━━ THE RECORDS

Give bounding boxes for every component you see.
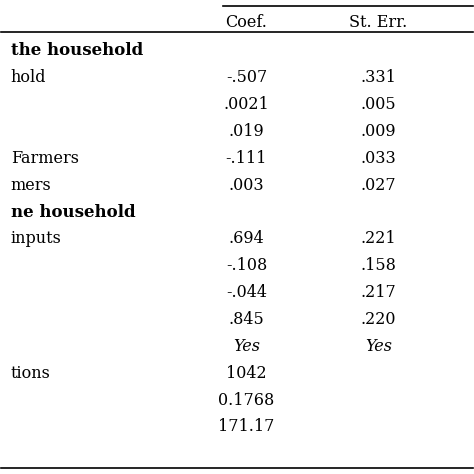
Text: 1042: 1042: [226, 365, 267, 382]
Text: 171.17: 171.17: [218, 419, 274, 436]
Text: inputs: inputs: [11, 230, 62, 247]
Text: .003: .003: [228, 177, 264, 194]
Text: Yes: Yes: [365, 338, 392, 355]
Text: .158: .158: [360, 257, 396, 274]
Text: Yes: Yes: [233, 338, 260, 355]
Text: St. Err.: St. Err.: [349, 14, 408, 31]
Text: Farmers: Farmers: [11, 150, 79, 167]
Text: .019: .019: [228, 123, 264, 140]
Text: the household: the household: [11, 42, 143, 59]
Text: hold: hold: [11, 69, 46, 86]
Text: .0021: .0021: [224, 96, 269, 113]
Text: Coef.: Coef.: [226, 14, 267, 31]
Text: ne household: ne household: [11, 203, 136, 220]
Text: -.108: -.108: [226, 257, 267, 274]
Text: 0.1768: 0.1768: [219, 392, 274, 409]
Text: -.111: -.111: [226, 150, 267, 167]
Text: .221: .221: [361, 230, 396, 247]
Text: .005: .005: [361, 96, 396, 113]
Text: .845: .845: [228, 311, 264, 328]
Text: .694: .694: [228, 230, 264, 247]
Text: -.044: -.044: [226, 284, 267, 301]
Text: -.507: -.507: [226, 69, 267, 86]
Text: .009: .009: [361, 123, 396, 140]
Text: tions: tions: [11, 365, 51, 382]
Text: .220: .220: [361, 311, 396, 328]
Text: .217: .217: [361, 284, 396, 301]
Text: .331: .331: [360, 69, 396, 86]
Text: .027: .027: [361, 177, 396, 194]
Text: mers: mers: [11, 177, 52, 194]
Text: .033: .033: [361, 150, 396, 167]
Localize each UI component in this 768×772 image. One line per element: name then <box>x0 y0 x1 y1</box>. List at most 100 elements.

━━━━

## EXERCISE REQUIREMENTS
Copy all of the items above word for word, but leave out the pictures.

## SOLUTION TO THE PROBLEM
Give bounding boxes for every component you see.
Text: 1042: 1042: [226, 365, 267, 382]
Text: 171.17: 171.17: [218, 419, 274, 436]
Text: inputs: inputs: [11, 230, 62, 247]
Text: .003: .003: [228, 177, 264, 194]
Text: Yes: Yes: [365, 338, 392, 355]
Text: .158: .158: [360, 257, 396, 274]
Text: Yes: Yes: [233, 338, 260, 355]
Text: St. Err.: St. Err.: [349, 14, 408, 31]
Text: Farmers: Farmers: [11, 150, 79, 167]
Text: .019: .019: [228, 123, 264, 140]
Text: the household: the household: [11, 42, 143, 59]
Text: hold: hold: [11, 69, 46, 86]
Text: .0021: .0021: [224, 96, 269, 113]
Text: Coef.: Coef.: [226, 14, 267, 31]
Text: ne household: ne household: [11, 203, 136, 220]
Text: -.108: -.108: [226, 257, 267, 274]
Text: 0.1768: 0.1768: [219, 392, 274, 409]
Text: -.111: -.111: [226, 150, 267, 167]
Text: .221: .221: [361, 230, 396, 247]
Text: .005: .005: [361, 96, 396, 113]
Text: .845: .845: [228, 311, 264, 328]
Text: .694: .694: [228, 230, 264, 247]
Text: -.044: -.044: [226, 284, 267, 301]
Text: -.507: -.507: [226, 69, 267, 86]
Text: .009: .009: [361, 123, 396, 140]
Text: tions: tions: [11, 365, 51, 382]
Text: .220: .220: [361, 311, 396, 328]
Text: .217: .217: [361, 284, 396, 301]
Text: .331: .331: [360, 69, 396, 86]
Text: .027: .027: [361, 177, 396, 194]
Text: mers: mers: [11, 177, 52, 194]
Text: .033: .033: [361, 150, 396, 167]
Localize each UI component in this 768×772 image. One line per element: name then <box>x0 y0 x1 y1</box>. List at most 100 elements.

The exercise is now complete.